LA CONSIGNE:
Écrivez la suite du texte sur la loi SILT, en commençant juste après sa dernière phrase.

Pour mémoire, la loi du 30 octobre 2017, dite loi SILT, nous avait permis de sortir de l'état d'urgence institué en France en novembre 2015 après l'attentat du Bataclan.
L'état d'urgence est un régime exceptionnel qui permet de donner à l'autorité administrative, de manière temporaire – il me semble important de le souligner –, des moyens exceptionnels pour faire face à un péril imminent.
Cet état d'urgence a été prolongé à six reprises entre 2015 et 2017. Et la loi SILT nous a permis d'en sortir. Pour continuer à combattre le terrorisme, nous avons transféré dans le droit commun plusieurs instruments de police administrative présents sous l'état d'urgence, tout en mettant en place des garanties afin de les adapter à ce droit.
La loi SILT comporte quatre mesures : les périmètres de protection, la fermeture des lieux de culte, les MICAS et les visites domiciliaires.
À l'initiative de la commission des Lois et du Parlement, plusieurs garanties entourent son application. Ainsi, un contrôle parlementaire renforcé a été prévu. La totalité des actes entrepris au titre de la loi SILT sont transmis au Parlement. Mme la présidente, M. Éric Ciotti et moi-même avons par ailleurs effectué un certain nombre d'auditions et de contrôles, et avons présenté nos travaux et le bilan d'application de la loi à la commission des Lois tous les six mois environ.
La deuxième garantie est constituée par la clause dite « sunset » ou « coucher de soleil ». Au 31 décembre 2020, en l'absence d'intervention du Parlement, les mesures par lesquelles ont été transférées dans le droit commun les dispositions de l'état d'urgence disparaîtront.
Quel bilan pouvons-nous dresser de la loi SILT ?
Tout d'abord, l'administration s'approprie plutôt bien les instruments qui lui sont conférés au titre de cette loi. Il me semble important de le souligner, car cela n'a pas toujours été le cas.

DONNÉES:
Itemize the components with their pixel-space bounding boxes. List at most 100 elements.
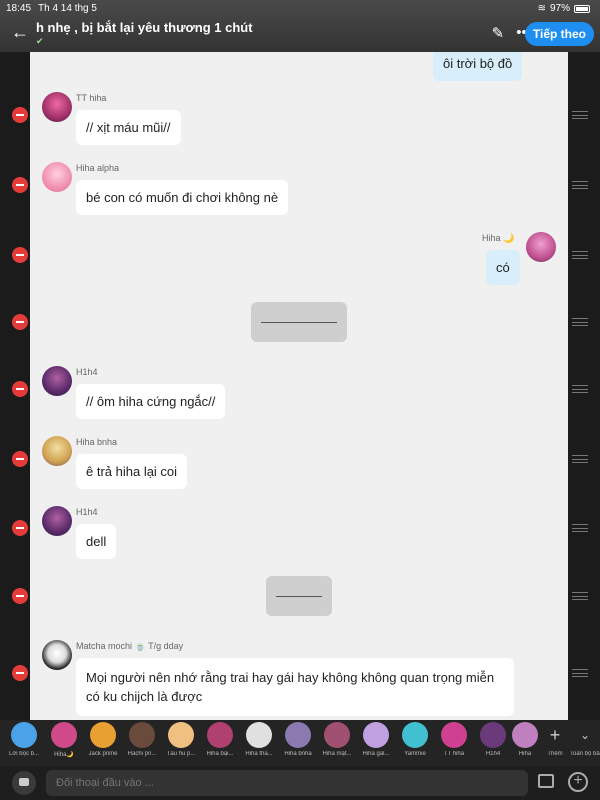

RÉPONSE À LA CONSIGNE:
J'aimerais notamment revenir sur les visites domiciliaires. Lorsque M. Éric Ciotti et moi-même sommes venus vous présenter le premier bilan de l'application de la loi SILT, en février-mars 2018, aucune mesure n'avait encore été mise en oeuvre au titre de ces visites. Il s'agit effectivement d'un instrument un peu particulier. La visite domiciliaire est une mesure proposée par le préfet et décidée par l'autorité judiciaire. Or les préfets, l'autorité judiciaire comme le JLD nous disaient à l'époque que l'habitude manquait et que les préfets étaient réticents à l'idée d'y recourir. Ce n'est plus le cas aujourd'hui. Des JLD nous ont ainsi dit récemment que les choses étaient bien plus fluides. Forts de leur expérience, les préfets se sont appropriés cet outil de police administrative.
Je souhaite à présent revenir sur les chiffres.
Mon collègue Ciotti a estimé que la loi SILT constituait un instrument dégradé par rapport à l'état d'urgence, car plus de 4 000 perquisitions administratives avaient été ordonnées sous l'état d'urgence contre à peine 200 dans le cadre de la loi SILT. En réalité, 80 % voire 90 % des perquisitions administratives ont eu lieu en 2015, juste après l'attentat du Bataclan. À la toute fin de l'état d'urgence, en juillet, août, et septembre 2017, le nombre des perquisitions administratives était comparable au nombre actuel des visites domiciliaires. La présentation consistant à dire, uniquement sur la base des 4 000 perquisitions administratives susmentionnées, que la loi SILT ne fonctionne pas et constitue une version dégradée de l'état d'urgence est donc inexacte et trompeuse. Nous retrouvons actuellement à peu près la même cadence et les mêmes chiffres qu'à la fin de l'état d'urgence, lorsqu'il était question d'un état d'urgence « maîtrisé ».
Le premier bilan que nous pouvons tirer de la loi SILT est donc celui d'une bonne utilisation des instruments de police administrative par l'administration.
Par ailleurs, la pertinence et l'utilité de ces mesures ressortent très clairement de l'ensemble des auditions que nous avons menées depuis un an – y compris des plus récentes.
Cela concerne évidemment les périmètres de protection. Tous les préfets que nous avons entendus nous l'ont dit. Il suffit d'ailleurs de regarder les chiffres. L'utilisation de ces périmètres s'avère toujours pertinente – pour les marchés de Noël, ou pour des rendez-vous sportifs. Les préfets ont besoin de cet instrument et s'en servent pour assurer un meilleur contrôle et une meilleure protection de ces événements.
Il est vrai, en revanche, que la fermeture des lieux de culte a été peu employée. Cela nous a été expliqué. En réalité, en dehors de cette mesure rendue possible par la loi SILT, l'administration dispose d'autres instruments de police administrative qui lui permettent d'agir. Nous avons entendu notamment le préfet de l'Isère la semaine dernière. Certains lieux peuvent ainsi être fermés au titre d'une atteinte aux règles de prescription sanitaire ou de sécurité. Les chiffres qui remontent dans le cadre de l'utilisation de l'instrument offert par la loi SILT ne sont donc pas en corrélation avec ce qui est fait en réalité par le ministère contre ces lieux de culte.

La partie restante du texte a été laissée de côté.